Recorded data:
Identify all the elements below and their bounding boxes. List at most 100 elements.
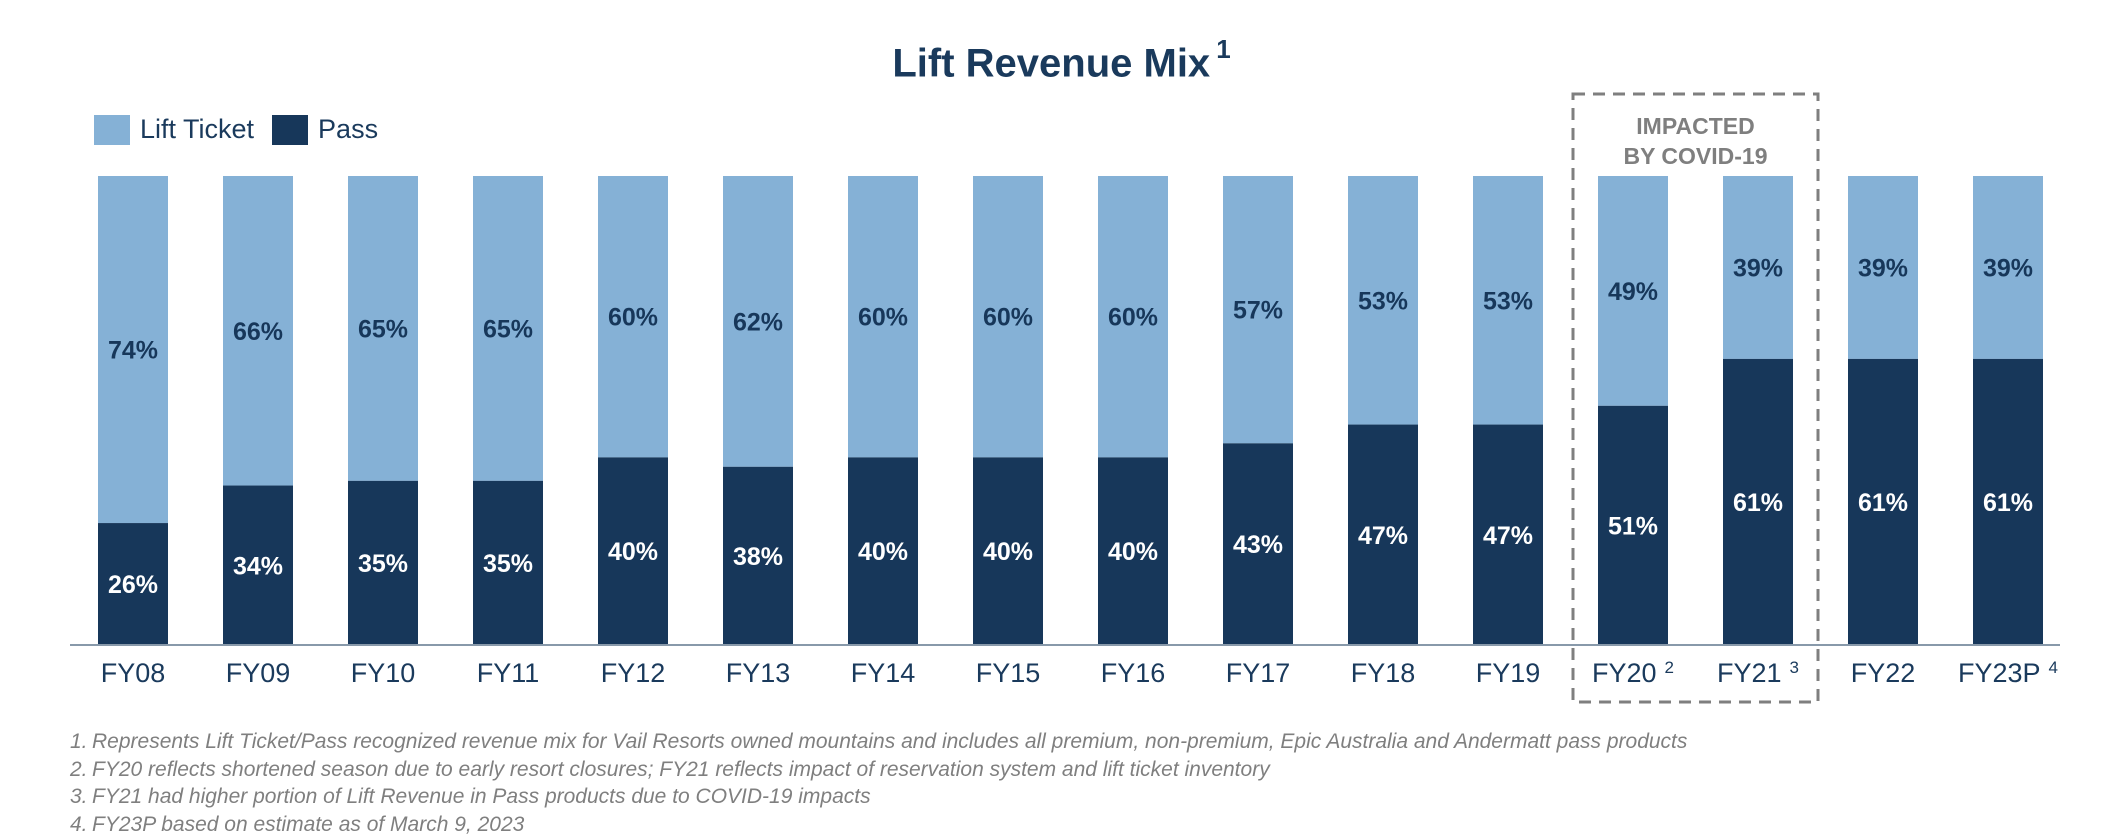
x-tick-label-fy23p: FY23P 4 <box>1958 658 2058 688</box>
chart-plot: 74% 26% FY08 66% 34% FY09 65% 35% FY10 65% 35% FY11… <box>70 92 2060 704</box>
bar-lift-ticket-fy16 <box>1098 176 1168 458</box>
x-tick-label-fy21: FY21 3 <box>1717 658 1799 688</box>
data-label-pass-fy17: 43% <box>1233 531 1283 559</box>
bar-pass-fy22 <box>1848 358 1918 645</box>
bar-pass-fy20 <box>1598 405 1668 645</box>
bar-lift-ticket-fy21 <box>1723 176 1793 359</box>
data-label-lift-ticket-fy08: 74% <box>108 337 158 365</box>
bar-pass-fy09 <box>223 485 293 645</box>
data-label-lift-ticket-fy09: 66% <box>233 318 283 346</box>
bar-pass-fy19 <box>1473 424 1543 645</box>
x-tick-footnote-fy21: 3 <box>1790 658 1799 677</box>
x-tick-footnote-fy23p: 4 <box>2049 658 2058 677</box>
x-tick-label-fy18: FY18 <box>1351 658 1416 688</box>
data-label-pass-fy16: 40% <box>1108 538 1158 566</box>
legend-item-lift-ticket: Lift Ticket <box>94 114 254 145</box>
x-tick-label-fy15: FY15 <box>976 658 1041 688</box>
data-label-pass-fy21: 61% <box>1733 489 1783 517</box>
data-label-pass-fy19: 47% <box>1483 522 1533 550</box>
x-tick-label-fy16: FY16 <box>1101 658 1166 688</box>
chart-title-text: Lift Revenue Mix <box>892 41 1211 86</box>
data-label-lift-ticket-fy17: 57% <box>1233 297 1283 325</box>
chart-title-footnote-mark: 1 <box>1216 34 1231 64</box>
footnote-3: 3. FY21 had higher portion of Lift Revenu… <box>70 785 871 808</box>
footnote-1: 1. Represents Lift Ticket/Pass recognized… <box>70 730 1688 753</box>
footnote-2: 2. FY20 reflects shortened season due to … <box>70 757 1270 781</box>
x-tick-label-fy20: FY20 2 <box>1592 658 1674 688</box>
data-label-pass-fy13: 38% <box>733 543 783 571</box>
bar-pass-fy14 <box>848 457 918 645</box>
bar-lift-ticket-fy22 <box>1848 176 1918 359</box>
bar-lift-ticket-fy08 <box>98 176 168 524</box>
legend-item-pass: Pass <box>272 114 378 145</box>
data-label-pass-fy10: 35% <box>358 550 408 578</box>
data-label-lift-ticket-fy10: 65% <box>358 315 408 343</box>
bar-lift-ticket-fy19 <box>1473 176 1543 425</box>
data-label-pass-fy14: 40% <box>858 538 908 566</box>
covid-label-line-1: IMPACTED <box>1636 113 1754 139</box>
bar-lift-ticket-fy10 <box>348 176 418 481</box>
x-tick-label-fy10: FY10 <box>351 658 416 688</box>
data-label-pass-fy23p: 61% <box>1983 489 2033 517</box>
x-tick-label-fy11: FY11 <box>477 658 540 688</box>
bar-lift-ticket-fy15 <box>973 176 1043 458</box>
bar-lift-ticket-fy12 <box>598 176 668 458</box>
bar-pass-fy11 <box>473 480 543 645</box>
legend-label-pass: Pass <box>318 114 379 144</box>
bar-lift-ticket-fy20 <box>1598 176 1668 406</box>
bar-lift-ticket-fy14 <box>848 176 918 458</box>
data-label-pass-fy18: 47% <box>1358 522 1408 550</box>
x-tick-footnote-fy20: 2 <box>1665 658 1674 677</box>
bar-pass-fy17 <box>1223 443 1293 645</box>
data-label-lift-ticket-fy23p: 39% <box>1983 254 2033 282</box>
covid-highlight-box <box>1571 92 1820 704</box>
data-label-pass-fy12: 40% <box>608 538 658 566</box>
data-label-lift-ticket-fy13: 62% <box>733 308 783 336</box>
bar-lift-ticket-fy23p <box>1973 176 2043 359</box>
x-tick-label-fy12: FY12 <box>601 658 666 688</box>
legend-swatch-pass <box>272 114 309 145</box>
data-label-lift-ticket-fy18: 53% <box>1358 287 1408 315</box>
x-tick-label-fy17: FY17 <box>1226 658 1291 688</box>
data-label-lift-ticket-fy15: 60% <box>983 304 1033 332</box>
x-tick-label-fy08: FY08 <box>101 658 166 688</box>
bar-lift-ticket-fy18 <box>1348 176 1418 425</box>
chart-title: Lift Revenue Mix 1 <box>0 34 2123 86</box>
x-tick-label-fy22: FY22 <box>1851 658 1916 688</box>
bar-pass-fy13 <box>723 466 793 645</box>
x-tick-label-fy13: FY13 <box>726 658 791 688</box>
bar-pass-fy12 <box>598 457 668 645</box>
data-label-lift-ticket-fy16: 60% <box>1108 304 1158 332</box>
bar-lift-ticket-fy09 <box>223 176 293 486</box>
bar-pass-fy15 <box>973 457 1043 645</box>
data-label-pass-fy09: 34% <box>233 552 283 580</box>
data-label-pass-fy22: 61% <box>1858 489 1908 517</box>
data-label-pass-fy15: 40% <box>983 538 1033 566</box>
data-label-lift-ticket-fy11: 65% <box>483 315 533 343</box>
covid-label-line-2: BY COVID-19 <box>1623 143 1767 169</box>
data-label-lift-ticket-fy22: 39% <box>1858 254 1908 282</box>
bar-pass-fy23p <box>1973 358 2043 645</box>
data-label-pass-fy08: 26% <box>108 571 158 599</box>
data-label-pass-fy20: 51% <box>1608 512 1658 540</box>
data-label-pass-fy11: 35% <box>483 550 533 578</box>
data-label-lift-ticket-fy12: 60% <box>608 304 658 332</box>
bar-pass-fy21 <box>1723 358 1793 645</box>
x-tick-label-fy09: FY09 <box>226 658 291 688</box>
data-label-lift-ticket-fy14: 60% <box>858 304 908 332</box>
footnote-4: 4. FY23P based on estimate as of March 9,… <box>70 812 525 836</box>
data-label-lift-ticket-fy19: 53% <box>1483 287 1533 315</box>
chart-legend: Lift Ticket Pass <box>94 114 396 145</box>
bar-pass-fy16 <box>1098 457 1168 645</box>
x-tick-label-fy19: FY19 <box>1476 658 1541 688</box>
x-tick-label-fy14: FY14 <box>851 658 916 688</box>
bar-pass-fy18 <box>1348 424 1418 645</box>
bar-pass-fy08 <box>98 523 168 645</box>
legend-label-lift-ticket: Lift Ticket <box>140 114 255 144</box>
bar-lift-ticket-fy13 <box>723 176 793 467</box>
bar-pass-fy10 <box>348 480 418 645</box>
bar-lift-ticket-fy11 <box>473 176 543 481</box>
data-label-lift-ticket-fy21: 39% <box>1733 254 1783 282</box>
bar-lift-ticket-fy17 <box>1223 176 1293 444</box>
data-label-lift-ticket-fy20: 49% <box>1608 278 1658 306</box>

> **TASK GOAL**
Reproduce every line of the records above verbatim, leaving out the picture.

> **RESULT FOR THIS EXERCISE**
Identify all the elements below and their bounding boxes. List at most 100 elements.
x-tick-label-fy23p: FY23P 4 <box>1958 658 2058 688</box>
chart-plot: 74% 26% FY08 66% 34% FY09 65% 35% FY10 65% 35% FY11… <box>70 92 2060 704</box>
bar-lift-ticket-fy16 <box>1098 176 1168 458</box>
x-tick-label-fy21: FY21 3 <box>1717 658 1799 688</box>
data-label-pass-fy17: 43% <box>1233 531 1283 559</box>
bar-pass-fy22 <box>1848 358 1918 645</box>
bar-pass-fy20 <box>1598 405 1668 645</box>
bar-lift-ticket-fy21 <box>1723 176 1793 359</box>
data-label-lift-ticket-fy08: 74% <box>108 337 158 365</box>
bar-pass-fy09 <box>223 485 293 645</box>
data-label-lift-ticket-fy09: 66% <box>233 318 283 346</box>
bar-pass-fy19 <box>1473 424 1543 645</box>
x-tick-footnote-fy21: 3 <box>1790 658 1799 677</box>
x-tick-footnote-fy23p: 4 <box>2049 658 2058 677</box>
x-tick-label-fy18: FY18 <box>1351 658 1416 688</box>
data-label-pass-fy16: 40% <box>1108 538 1158 566</box>
legend-item-lift-ticket: Lift Ticket <box>94 114 254 145</box>
x-tick-label-fy15: FY15 <box>976 658 1041 688</box>
data-label-pass-fy21: 61% <box>1733 489 1783 517</box>
data-label-pass-fy19: 47% <box>1483 522 1533 550</box>
x-tick-label-fy16: FY16 <box>1101 658 1166 688</box>
chart-title-text: Lift Revenue Mix <box>892 41 1211 86</box>
data-label-lift-ticket-fy17: 57% <box>1233 297 1283 325</box>
chart-title-footnote-mark: 1 <box>1216 34 1231 64</box>
footnote-3: 3. FY21 had higher portion of Lift Revenu… <box>70 785 871 808</box>
footnote-1: 1. Represents Lift Ticket/Pass recognized… <box>70 730 1688 753</box>
footnote-2: 2. FY20 reflects shortened season due to … <box>70 757 1270 781</box>
x-tick-label-fy20: FY20 2 <box>1592 658 1674 688</box>
data-label-pass-fy13: 38% <box>733 543 783 571</box>
bar-pass-fy14 <box>848 457 918 645</box>
bar-lift-ticket-fy22 <box>1848 176 1918 359</box>
bar-lift-ticket-fy08 <box>98 176 168 524</box>
legend-item-pass: Pass <box>272 114 378 145</box>
data-label-pass-fy10: 35% <box>358 550 408 578</box>
data-label-lift-ticket-fy10: 65% <box>358 315 408 343</box>
bar-lift-ticket-fy19 <box>1473 176 1543 425</box>
data-label-pass-fy14: 40% <box>858 538 908 566</box>
covid-label-line-1: IMPACTED <box>1636 113 1754 139</box>
bar-lift-ticket-fy10 <box>348 176 418 481</box>
x-tick-label-fy10: FY10 <box>351 658 416 688</box>
data-label-pass-fy23p: 61% <box>1983 489 2033 517</box>
x-tick-label-fy11: FY11 <box>477 658 540 688</box>
bar-lift-ticket-fy15 <box>973 176 1043 458</box>
bar-lift-ticket-fy12 <box>598 176 668 458</box>
bar-pass-fy11 <box>473 480 543 645</box>
legend-label-pass: Pass <box>318 114 379 144</box>
bar-lift-ticket-fy20 <box>1598 176 1668 406</box>
bar-lift-ticket-fy14 <box>848 176 918 458</box>
data-label-pass-fy18: 47% <box>1358 522 1408 550</box>
x-tick-footnote-fy20: 2 <box>1665 658 1674 677</box>
bar-pass-fy17 <box>1223 443 1293 645</box>
data-label-lift-ticket-fy23p: 39% <box>1983 254 2033 282</box>
covid-highlight-box <box>1571 92 1820 704</box>
data-label-pass-fy12: 40% <box>608 538 658 566</box>
data-label-lift-ticket-fy13: 62% <box>733 308 783 336</box>
bar-lift-ticket-fy23p <box>1973 176 2043 359</box>
x-tick-label-fy12: FY12 <box>601 658 666 688</box>
legend-swatch-pass <box>272 114 309 145</box>
data-label-lift-ticket-fy18: 53% <box>1358 287 1408 315</box>
x-tick-label-fy17: FY17 <box>1226 658 1291 688</box>
data-label-lift-ticket-fy15: 60% <box>983 304 1033 332</box>
x-tick-label-fy08: FY08 <box>101 658 166 688</box>
bar-lift-ticket-fy18 <box>1348 176 1418 425</box>
chart-title: Lift Revenue Mix 1 <box>0 34 2123 86</box>
x-tick-label-fy22: FY22 <box>1851 658 1916 688</box>
bar-pass-fy13 <box>723 466 793 645</box>
x-tick-label-fy13: FY13 <box>726 658 791 688</box>
bar-pass-fy12 <box>598 457 668 645</box>
data-label-lift-ticket-fy16: 60% <box>1108 304 1158 332</box>
bar-lift-ticket-fy09 <box>223 176 293 486</box>
bar-pass-fy15 <box>973 457 1043 645</box>
data-label-pass-fy09: 34% <box>233 552 283 580</box>
data-label-pass-fy22: 61% <box>1858 489 1908 517</box>
data-label-pass-fy15: 40% <box>983 538 1033 566</box>
data-label-lift-ticket-fy11: 65% <box>483 315 533 343</box>
covid-label-line-2: BY COVID-19 <box>1623 143 1767 169</box>
data-label-lift-ticket-fy22: 39% <box>1858 254 1908 282</box>
bar-pass-fy23p <box>1973 358 2043 645</box>
data-label-pass-fy08: 26% <box>108 571 158 599</box>
data-label-pass-fy20: 51% <box>1608 512 1658 540</box>
data-label-pass-fy11: 35% <box>483 550 533 578</box>
data-label-lift-ticket-fy12: 60% <box>608 304 658 332</box>
bar-pass-fy21 <box>1723 358 1793 645</box>
x-tick-label-fy09: FY09 <box>226 658 291 688</box>
data-label-lift-ticket-fy14: 60% <box>858 304 908 332</box>
footnote-4: 4. FY23P based on estimate as of March 9,… <box>70 812 525 836</box>
data-label-lift-ticket-fy19: 53% <box>1483 287 1533 315</box>
chart-legend: Lift Ticket Pass <box>94 114 396 145</box>
bar-pass-fy16 <box>1098 457 1168 645</box>
x-tick-label-fy19: FY19 <box>1476 658 1541 688</box>
x-tick-label-fy14: FY14 <box>851 658 916 688</box>
bar-pass-fy18 <box>1348 424 1418 645</box>
bar-pass-fy08 <box>98 523 168 645</box>
legend-label-lift-ticket: Lift Ticket <box>140 114 255 144</box>
bar-lift-ticket-fy13 <box>723 176 793 467</box>
bar-pass-fy10 <box>348 480 418 645</box>
bar-lift-ticket-fy11 <box>473 176 543 481</box>
data-label-lift-ticket-fy21: 39% <box>1733 254 1783 282</box>
bar-lift-ticket-fy17 <box>1223 176 1293 444</box>
data-label-lift-ticket-fy20: 49% <box>1608 278 1658 306</box>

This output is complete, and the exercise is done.